Task to carry out> Reproduce each of the collection entries below, substituting "continuous belt" for "endless band" and leaving everything else unchanged.

[Collection entries]
○ ○ ○
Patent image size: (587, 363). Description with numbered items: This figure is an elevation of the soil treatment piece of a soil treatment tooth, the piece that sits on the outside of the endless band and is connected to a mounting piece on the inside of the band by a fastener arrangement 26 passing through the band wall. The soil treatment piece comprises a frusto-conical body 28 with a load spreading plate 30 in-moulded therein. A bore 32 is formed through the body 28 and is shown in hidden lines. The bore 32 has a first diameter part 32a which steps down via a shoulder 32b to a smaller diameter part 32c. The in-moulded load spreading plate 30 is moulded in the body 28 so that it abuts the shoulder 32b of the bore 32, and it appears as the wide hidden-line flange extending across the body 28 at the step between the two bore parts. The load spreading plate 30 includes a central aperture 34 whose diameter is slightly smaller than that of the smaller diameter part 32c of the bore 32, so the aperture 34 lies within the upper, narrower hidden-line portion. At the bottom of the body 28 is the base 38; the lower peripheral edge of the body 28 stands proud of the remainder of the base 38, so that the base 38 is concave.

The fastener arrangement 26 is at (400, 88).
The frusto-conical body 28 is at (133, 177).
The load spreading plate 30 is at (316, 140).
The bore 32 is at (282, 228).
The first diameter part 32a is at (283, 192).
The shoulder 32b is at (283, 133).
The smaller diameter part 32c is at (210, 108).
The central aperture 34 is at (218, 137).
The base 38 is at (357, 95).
○ ○ ○
Problem solution>
Patent image size: (587, 363). Description with numbered items: This figure is an elevation of the soil treatment piece of a soil treatment tooth, the piece that sits on the outside of the continuous belt and is connected to a mounting piece on the inside of the band by a fastener arrangement 26 passing through the band wall. The soil treatment piece comprises a frusto-conical body 28 with a load spreading plate 30 in-moulded therein. A bore 32 is formed through the body 28 and is shown in hidden lines. The bore 32 has a first diameter part 32a which steps down via a shoulder 32b to a smaller diameter part 32c. The in-moulded load spreading plate 30 is moulded in the body 28 so that it abuts the shoulder 32b of the bore 32, and it appears as the wide hidden-line flange extending across the body 28 at the step between the two bore parts. The load spreading plate 30 includes a central aperture 34 whose diameter is slightly smaller than that of the smaller diameter part 32c of the bore 32, so the aperture 34 lies within the upper, narrower hidden-line portion. At the bottom of the body 28 is the base 38; the lower peripheral edge of the body 28 stands proud of the remainder of the base 38, so that the base 38 is concave.

The fastener arrangement 26 is at (400, 88).
The frusto-conical body 28 is at (133, 177).
The load spreading plate 30 is at (316, 140).
The bore 32 is at (282, 228).
The first diameter part 32a is at (283, 192).
The shoulder 32b is at (283, 133).
The smaller diameter part 32c is at (210, 108).
The central aperture 34 is at (218, 137).
The base 38 is at (357, 95).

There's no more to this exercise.